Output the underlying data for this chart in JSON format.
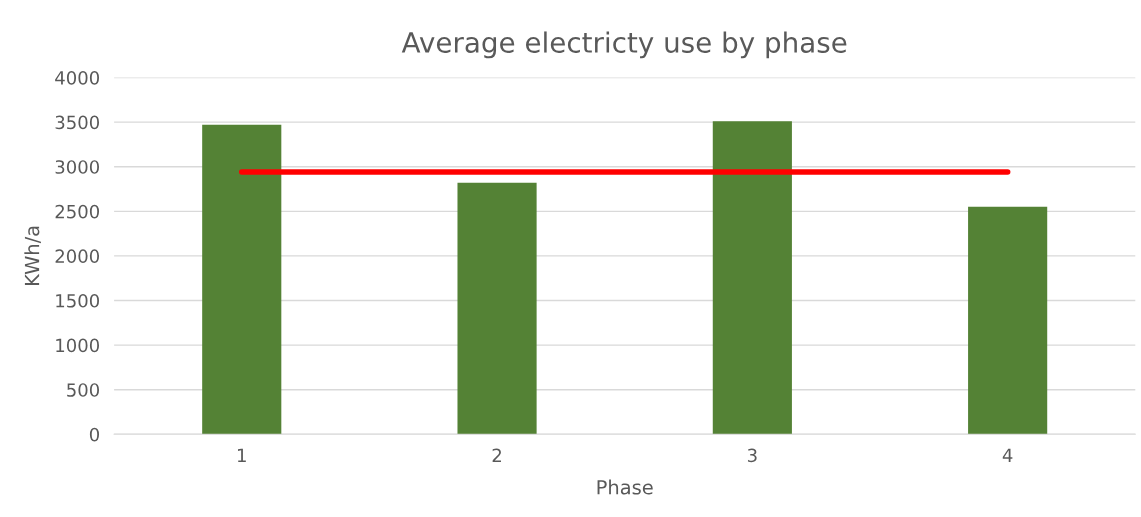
{
  "chart_data": {
    "type": "bar",
    "title": "Average electricty use by phase",
    "xlabel": "Phase",
    "ylabel": "KWh/a",
    "categories": [
      "1",
      "2",
      "3",
      "4"
    ],
    "series": [
      {
        "color": "#548235",
        "values": [
          3470,
          2820,
          3510,
          2550
        ]
      },
      {
        "type": "line",
        "color": "#ff0000",
        "values": [
          2940,
          2940,
          2940,
          2940
        ]
      }
    ],
    "ylim": [
      0,
      4000
    ],
    "yticks": [
      0,
      500,
      1000,
      1500,
      2000,
      2500,
      3000,
      3500,
      4000
    ],
    "grid": "y",
    "legend": false
  }
}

**Exercise prompt:** Reproduce the data verbatim. Do not carry any picture into the copy.

**Response to the exercise:**
Output the underlying data for this chart in JSON format.
{
  "chart_data": {
    "type": "bar",
    "title": "Average electricty use by phase",
    "xlabel": "Phase",
    "ylabel": "KWh/a",
    "categories": [
      "1",
      "2",
      "3",
      "4"
    ],
    "series": [
      {
        "color": "#548235",
        "values": [
          3470,
          2820,
          3510,
          2550
        ]
      },
      {
        "type": "line",
        "color": "#ff0000",
        "values": [
          2940,
          2940,
          2940,
          2940
        ]
      }
    ],
    "ylim": [
      0,
      4000
    ],
    "yticks": [
      0,
      500,
      1000,
      1500,
      2000,
      2500,
      3000,
      3500,
      4000
    ],
    "grid": "y",
    "legend": false
  }
}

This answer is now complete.